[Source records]
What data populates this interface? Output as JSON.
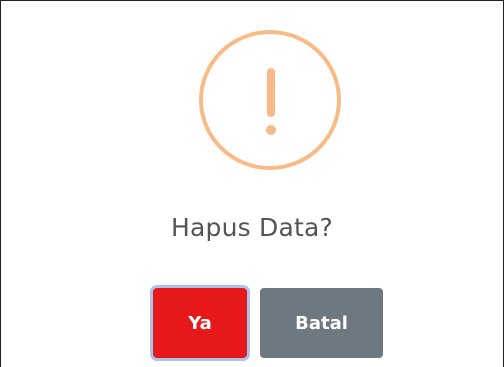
{
  "dialog": {
    "title": "Hapus Data?",
    "icon": "warning-exclamation-icon",
    "icon_color": "#f8bb86",
    "confirm_label": "Ya",
    "confirm_color": "#e8191b",
    "cancel_label": "Batal",
    "cancel_color": "#6e7881"
  }
}
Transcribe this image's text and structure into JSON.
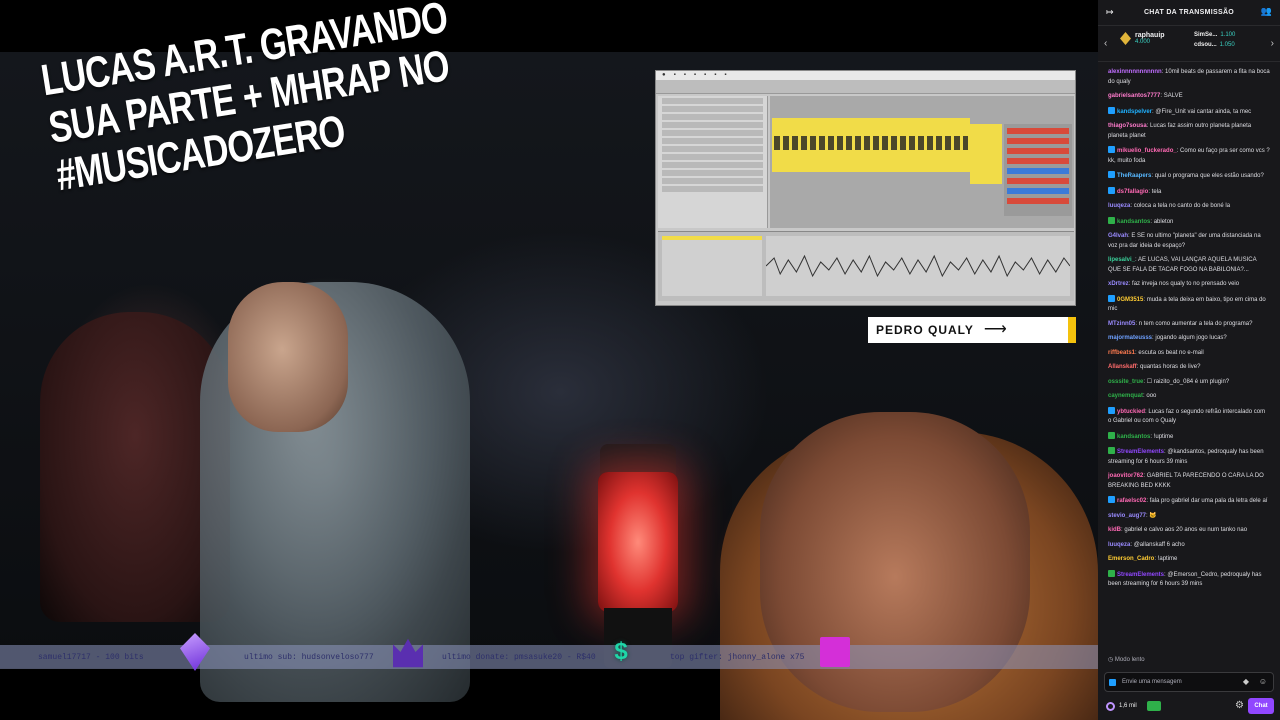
{
  "overlay": {
    "title_lines": [
      "LUCAS A.R.T. GRAVANDO",
      "SUA PARTE + MHRAP NO",
      "#MUSICADOZERO"
    ],
    "name_tag": "PEDRO QUALY"
  },
  "ticker": {
    "item1": "samuel17717 - 100 bits",
    "item2": "ultimo sub: hudsonveloso777",
    "item3": "ultimo donate: pmsasuke20 - R$40",
    "item4": "top gifter: jhonny_alone x75"
  },
  "chat": {
    "header_title": "CHAT DA TRANSMISSÃO",
    "leaderboard": {
      "first_name": "raphauip",
      "first_points": "4.000",
      "second_name": "SimSe...",
      "second_points": "1.100",
      "third_name": "cdsou...",
      "third_points": "1.050"
    },
    "messages": [
      {
        "user": "alexinnnnnnnnnnn",
        "color": "#c06eff",
        "text": "10mil beats de passarem a fita na boca do qualy",
        "badge": ""
      },
      {
        "user": "gabrielsantos7777",
        "color": "#ff7bcc",
        "text": "SALVE",
        "badge": ""
      },
      {
        "user": "kandspelver",
        "color": "#1fb1ff",
        "text": "@Fire_Unit vai cantar ainda, ta mec",
        "badge": "b-blue"
      },
      {
        "user": "thiago7sousa",
        "color": "#ff7bcc",
        "text": "Lucas faz assim outro planeta planeta planeta planet",
        "badge": ""
      },
      {
        "user": "mikuelio_fuckerado_",
        "color": "#ff69b4",
        "text": "Como eu faço pra ser como vcs ? kk, muito foda",
        "badge": "b-blue"
      },
      {
        "user": "TheRaapers",
        "color": "#58b8ff",
        "text": "qual o programa que eles estão usando?",
        "badge": "b-blue"
      },
      {
        "user": "ds7fallagio",
        "color": "#ff69b4",
        "text": "tela",
        "badge": "b-blue"
      },
      {
        "user": "luuqeza",
        "color": "#9a8bff",
        "text": "coloca a tela no canto do de boné la",
        "badge": ""
      },
      {
        "user": "kandsantos",
        "color": "#2fb14a",
        "text": "ableton",
        "badge": "b-green"
      },
      {
        "user": "G4lvah",
        "color": "#9a8bff",
        "text": "E SE no ultimo \"planeta\" der uma distanciada na voz pra dar ideia de espaço?",
        "badge": ""
      },
      {
        "user": "lipesalvi_",
        "color": "#3ad19a",
        "text": "AE LUCAS, VAI LANÇAR AQUELA MUSICA QUE SE FALA DE TACAR FOGO NA BABILONIA?...",
        "badge": ""
      },
      {
        "user": "xDrtrez",
        "color": "#9a8bff",
        "text": "faz inveja nos qualy to no prensado veio",
        "badge": ""
      },
      {
        "user": "0GM3515",
        "color": "#ffcc33",
        "text": "muda a tela deixa em baixo, tipo em cima do mic",
        "badge": "b-blue"
      },
      {
        "user": "MTzinn05",
        "color": "#9a8bff",
        "text": "n tem como aumentar a tela do programa?",
        "badge": ""
      },
      {
        "user": "majormateusss",
        "color": "#6ea0ff",
        "text": "jogando algum jogo lucas?",
        "badge": ""
      },
      {
        "user": "riffbeats1",
        "color": "#ff7b50",
        "text": "escuta os beat no e-mail",
        "badge": ""
      },
      {
        "user": "Allanskaff",
        "color": "#ff6b6b",
        "text": "quantas horas de live?",
        "badge": ""
      },
      {
        "user": "osssite_true",
        "color": "#2fb14a",
        "text": "☐ raizito_do_084 é um plugin?",
        "badge": ""
      },
      {
        "user": "caynemquat",
        "color": "#2fb14a",
        "text": "ooo",
        "badge": ""
      },
      {
        "user": "ybtuckied",
        "color": "#ff69b4",
        "text": "Lucas faz o segundo refrão intercalado com o Gabriel ou com o Qualy",
        "badge": "b-blue"
      },
      {
        "user": "kandsantos",
        "color": "#2fb14a",
        "text": "!uptime",
        "badge": "b-green"
      },
      {
        "user": "StreamElements",
        "color": "#9147ff",
        "text": "@kandsantos, pedroqualy has been streaming for 6 hours 39 mins",
        "badge": "b-green"
      },
      {
        "user": "joaovitor762",
        "color": "#ff69b4",
        "text": "GABRIEL TA PARECENDO O CARA LA DO BREAKING BED KKKK",
        "badge": ""
      },
      {
        "user": "rafaelsc02",
        "color": "#ff69b4",
        "text": "fala pro gabriel dar uma pala da letra dele aí",
        "badge": "b-blue"
      },
      {
        "user": "stevio_aug77",
        "color": "#9a8bff",
        "text": "🐱",
        "badge": ""
      },
      {
        "user": "kidB",
        "color": "#ff69b4",
        "text": "gabriel e calvo aos 20 anos eu num tanko nao",
        "badge": ""
      },
      {
        "user": "luuqeza",
        "color": "#9a8bff",
        "text": "@allanskaff 6 acho",
        "badge": ""
      },
      {
        "user": "Emerson_Cadro",
        "color": "#ffcc33",
        "text": "!aptime",
        "badge": ""
      },
      {
        "user": "StreamElements",
        "color": "#9147ff",
        "text": "@Emerson_Cedro, pedroqualy has been streaming for 6 hours 39 mins",
        "badge": "b-green"
      }
    ],
    "mode_text": "Modo lento",
    "input_placeholder": "Envie uma mensagem",
    "points": "1,6 mil",
    "send_label": "Chat"
  }
}
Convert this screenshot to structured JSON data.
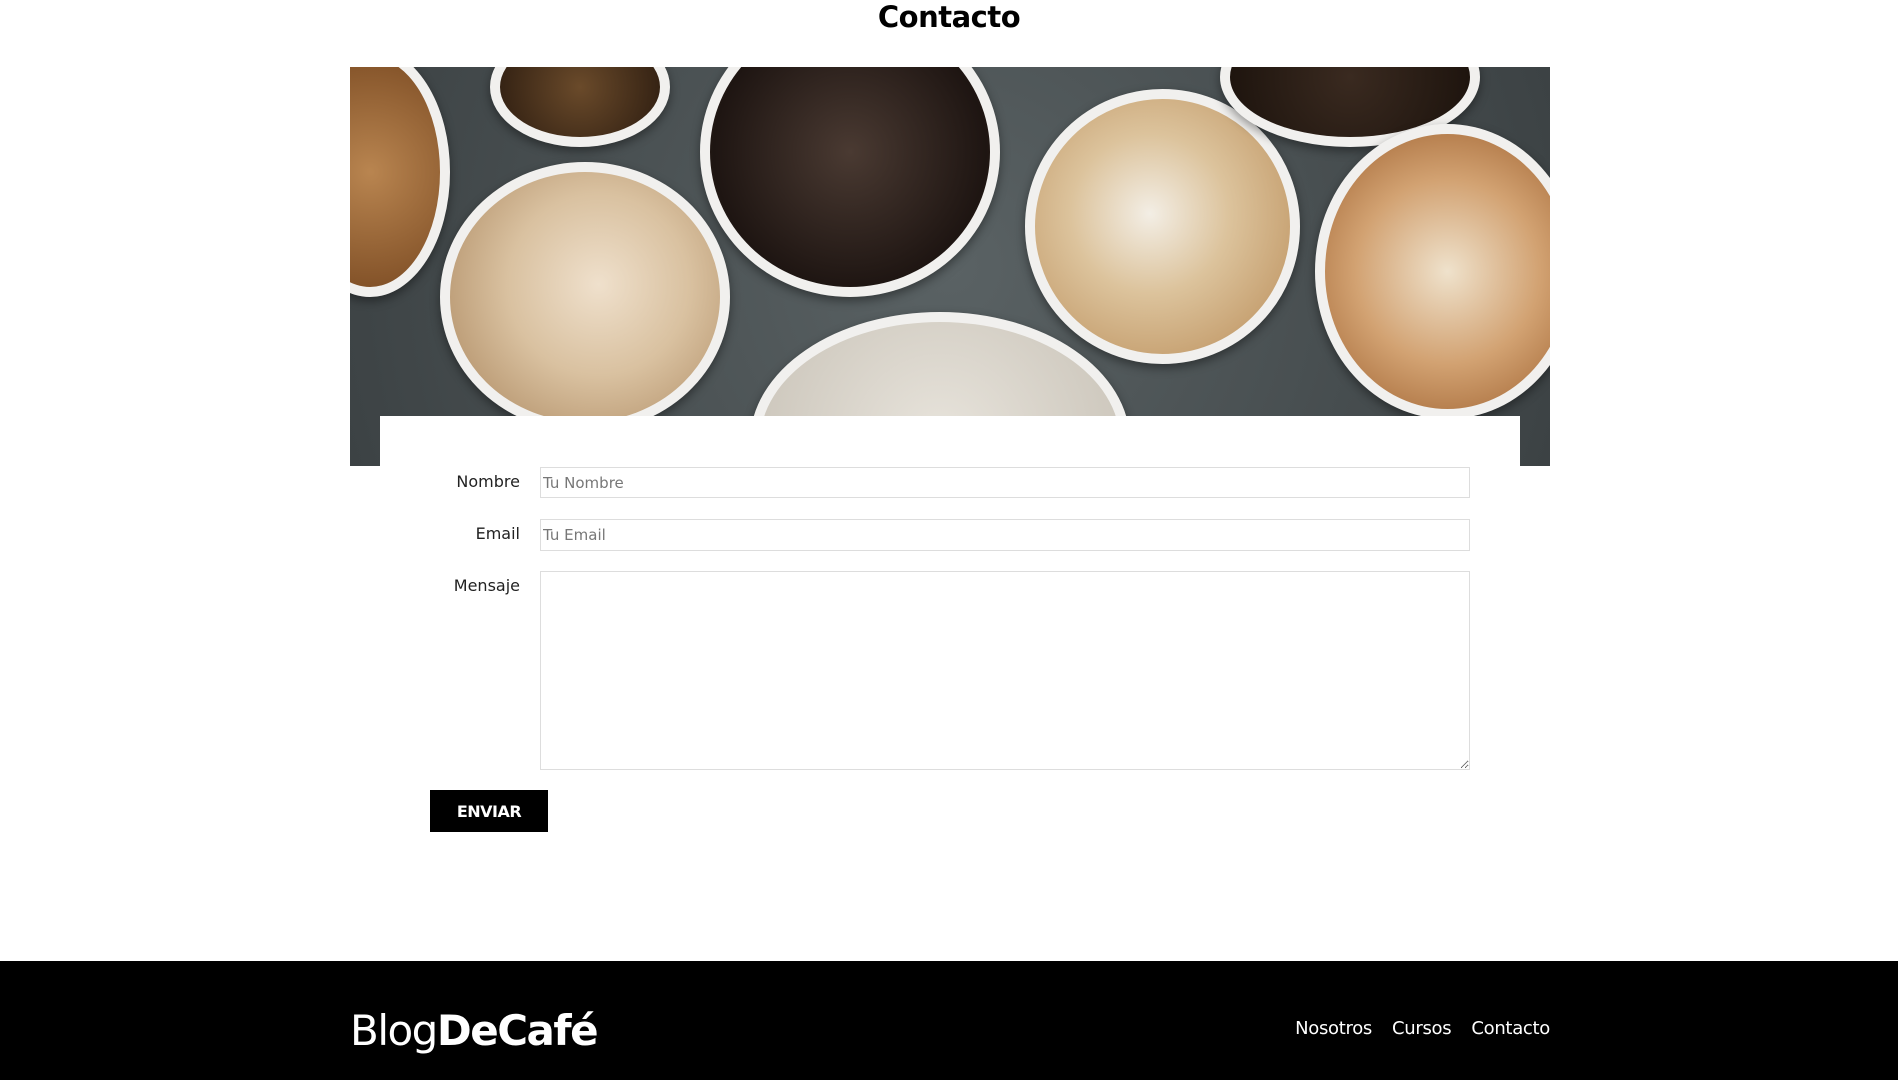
{
  "page": {
    "title": "Contacto"
  },
  "hero": {
    "image": "coffee-cups-top-view"
  },
  "form": {
    "fields": [
      {
        "label": "Nombre",
        "placeholder": "Tu Nombre",
        "value": ""
      },
      {
        "label": "Email",
        "placeholder": "Tu Email",
        "value": ""
      },
      {
        "label": "Mensaje",
        "placeholder": "",
        "value": ""
      }
    ],
    "submit_label": "ENVIAR"
  },
  "footer": {
    "logo_light": "Blog",
    "logo_bold": "DeCafé",
    "nav": [
      "Nosotros",
      "Cursos",
      "Contacto"
    ]
  }
}
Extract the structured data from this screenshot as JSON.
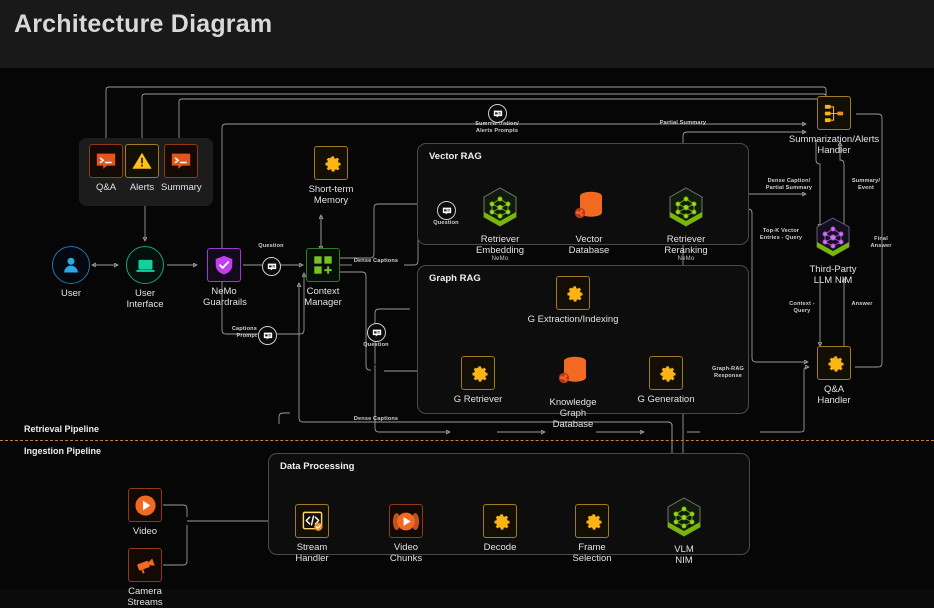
{
  "header": {
    "title": "Architecture Diagram"
  },
  "pipelines": {
    "retrieval_label": "Retrieval Pipeline",
    "ingestion_label": "Ingestion Pipeline"
  },
  "groups": {
    "vector_rag": "Vector RAG",
    "graph_rag": "Graph RAG",
    "data_processing": "Data Processing"
  },
  "nodes": {
    "qa": {
      "label": "Q&A",
      "icon": "terminal-icon"
    },
    "alerts": {
      "label": "Alerts",
      "icon": "warning-triangle-icon"
    },
    "summary": {
      "label": "Summary",
      "icon": "terminal-icon"
    },
    "user": {
      "label": "User",
      "icon": "user-avatar-icon"
    },
    "user_interface": {
      "label": "User\nInterface",
      "icon": "laptop-icon"
    },
    "nemo_guardrails": {
      "label": "NeMo\nGuardrails",
      "icon": "shield-check-icon"
    },
    "context_manager": {
      "label": "Context\nManager",
      "icon": "grid-plus-icon"
    },
    "short_term_memory": {
      "label": "Short-term\nMemory",
      "icon": "gear-icon"
    },
    "retriever_embedding": {
      "label": "Retriever\nEmbedding",
      "sub": "NeMo",
      "icon": "nim-hexagon-icon"
    },
    "vector_database": {
      "label": "Vector\nDatabase",
      "icon": "database-icon"
    },
    "retriever_reranking": {
      "label": "Retriever\nReranking",
      "sub": "NeMo",
      "icon": "nim-hexagon-icon"
    },
    "g_extraction_indexing": {
      "label": "G Extraction/Indexing",
      "icon": "gear-icon"
    },
    "g_retriever": {
      "label": "G Retriever",
      "icon": "gear-icon"
    },
    "knowledge_graph_database": {
      "label": "Knowledge Graph\nDatabase",
      "icon": "database-icon"
    },
    "g_generation": {
      "label": "G Generation",
      "icon": "gear-icon"
    },
    "summarization_alerts_handler": {
      "label": "Summarization/Alerts\nHandler",
      "icon": "hierarchy-icon"
    },
    "third_party_llm_nim": {
      "label": "Third-Party\nLLM NIM",
      "icon": "nim-hexagon-icon"
    },
    "qa_handler": {
      "label": "Q&A Handler",
      "icon": "gear-icon"
    },
    "video": {
      "label": "Video",
      "icon": "play-button-icon"
    },
    "camera_streams": {
      "label": "Camera\nStreams",
      "icon": "camera-icon"
    },
    "stream_handler": {
      "label": "Stream\nHandler",
      "icon": "code-check-icon"
    },
    "video_chunks": {
      "label": "Video\nChunks",
      "icon": "video-chunks-icon"
    },
    "decode": {
      "label": "Decode",
      "icon": "gear-icon"
    },
    "frame_selection": {
      "label": "Frame\nSelection",
      "icon": "gear-icon"
    },
    "vlm_nim": {
      "label": "VLM\nNIM",
      "icon": "nim-hexagon-icon"
    }
  },
  "edge_labels": {
    "question_top": "Question",
    "question_vector": "Question",
    "question_graph": "Question",
    "captions_prompt": "Captions\nPrompt",
    "dense_captions_mid": "Dense Captions",
    "dense_captions_bottom": "Dense Captions",
    "summarization_alerts_prompts": "Summarization/\nAlerts Prompts",
    "partial_summary": "Partial Summary",
    "dense_caption_partial_summary": "Dense Caption/\nPartial Summary",
    "summary_event": "Summary/\nEvent",
    "topk_vector_entries_query": "Top-K Vector\nEntries - Query",
    "final_answer": "Final\nAnswer",
    "context_query": "Context -\nQuery",
    "answer": "Answer",
    "graph_rag_response": "Graph-RAG\nResponse"
  },
  "colors": {
    "background": "#060606",
    "header_bg": "#191919",
    "orange": "#f07818",
    "gold": "#fcb415",
    "green": "#76b900",
    "purple": "#b14be0",
    "blue": "#2a9fe0",
    "teal": "#19c79a",
    "wire": "#9a9a9a",
    "divider": "#c7833c"
  }
}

* **WHAT TO DO**: Gather up, from the records above, each line where the word "JSON" appears.

* **RESULT OF THIS TASK**:
What data populates this interface? Output as JSON.
Transcribe this image's text and structure into JSON.
Convert this screenshot to structured JSON data.
Extract the structured data from this screenshot as JSON.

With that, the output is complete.